_What you should do:_ Copy each line of the entries that contains the word "data".

>> start

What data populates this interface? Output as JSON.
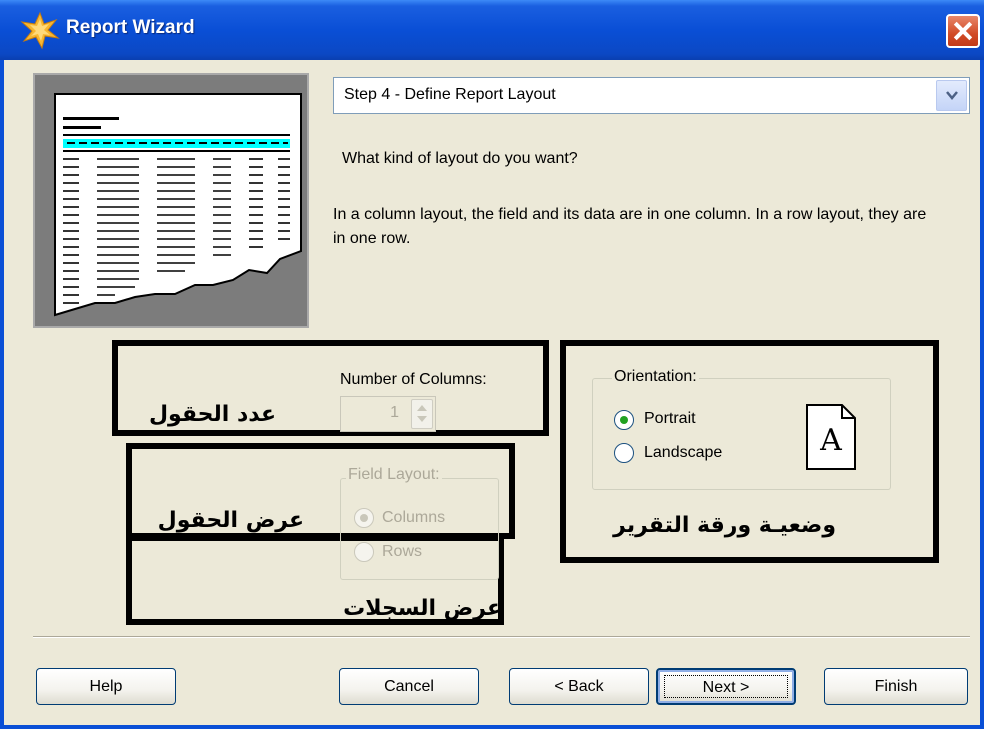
{
  "window": {
    "title": "Report Wizard"
  },
  "step_selector": {
    "value": "Step 4 - Define Report Layout"
  },
  "question": "What kind of layout do you want?",
  "description": "In a column layout, the field and its data are in one column. In a row layout, they are in one row.",
  "columns": {
    "label": "Number of Columns:",
    "value": "1"
  },
  "field_layout": {
    "label": "Field Layout:",
    "options": [
      {
        "label": "Columns",
        "selected": true
      },
      {
        "label": "Rows",
        "selected": false
      }
    ]
  },
  "orientation": {
    "label": "Orientation:",
    "options": [
      {
        "label": "Portrait",
        "selected": true
      },
      {
        "label": "Landscape",
        "selected": false
      }
    ],
    "icon_letter": "A"
  },
  "annotations": {
    "columns_count": "عدد الحقول",
    "field_layout": "عرض الحقول",
    "records_layout": "عرض السجلات",
    "orientation": "وضعيـة ورقة التقرير"
  },
  "buttons": {
    "help": "Help",
    "cancel": "Cancel",
    "back": "< Back",
    "next": "Next >",
    "finish": "Finish"
  },
  "colors": {
    "title_bar": "#0a4fd6",
    "annotation_border": "#000000",
    "radio_selected": "#21a121",
    "preview_highlight": "#00ffff"
  }
}
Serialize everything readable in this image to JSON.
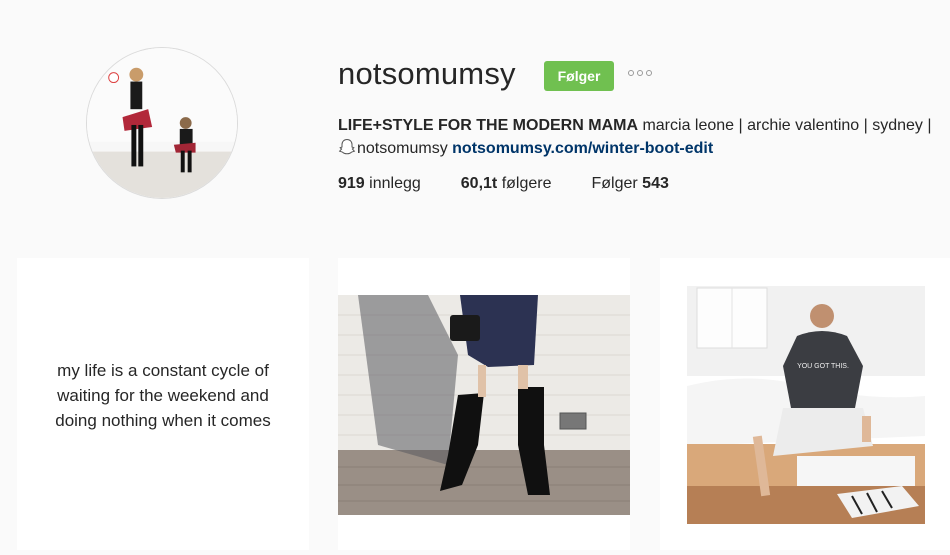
{
  "profile": {
    "username": "notsomumsy",
    "follow_label": "Følger",
    "bio_name": "LIFE+STYLE FOR THE MODERN MAMA",
    "bio_text": "marcia leone | archie valentino | sydney |",
    "bio_snapchat": "notsomumsy",
    "bio_link": "notsomumsy.com/winter-boot-edit"
  },
  "stats": {
    "posts_count": "919",
    "posts_label": "innlegg",
    "followers_count": "60,1t",
    "followers_label": "følgere",
    "following_label": "Følger",
    "following_count": "543"
  },
  "posts": [
    {
      "type": "text-quote",
      "lines": [
        "my life is a constant cycle of",
        "waiting for the weekend and",
        "doing nothing when it comes"
      ]
    },
    {
      "type": "photo",
      "icon": "boots-photo"
    },
    {
      "type": "photo",
      "icon": "bedroom-photo",
      "shirt_text": "YOU GOT THIS."
    }
  ],
  "colors": {
    "follow_green": "#70c050",
    "link_blue": "#003569",
    "background": "#fafafa"
  }
}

>> end

_Correct result:_
What data populates this interface? Output as JSON.
  "description": "In a column layout, the field and its data are in one column. In a row layout, they are in one row.",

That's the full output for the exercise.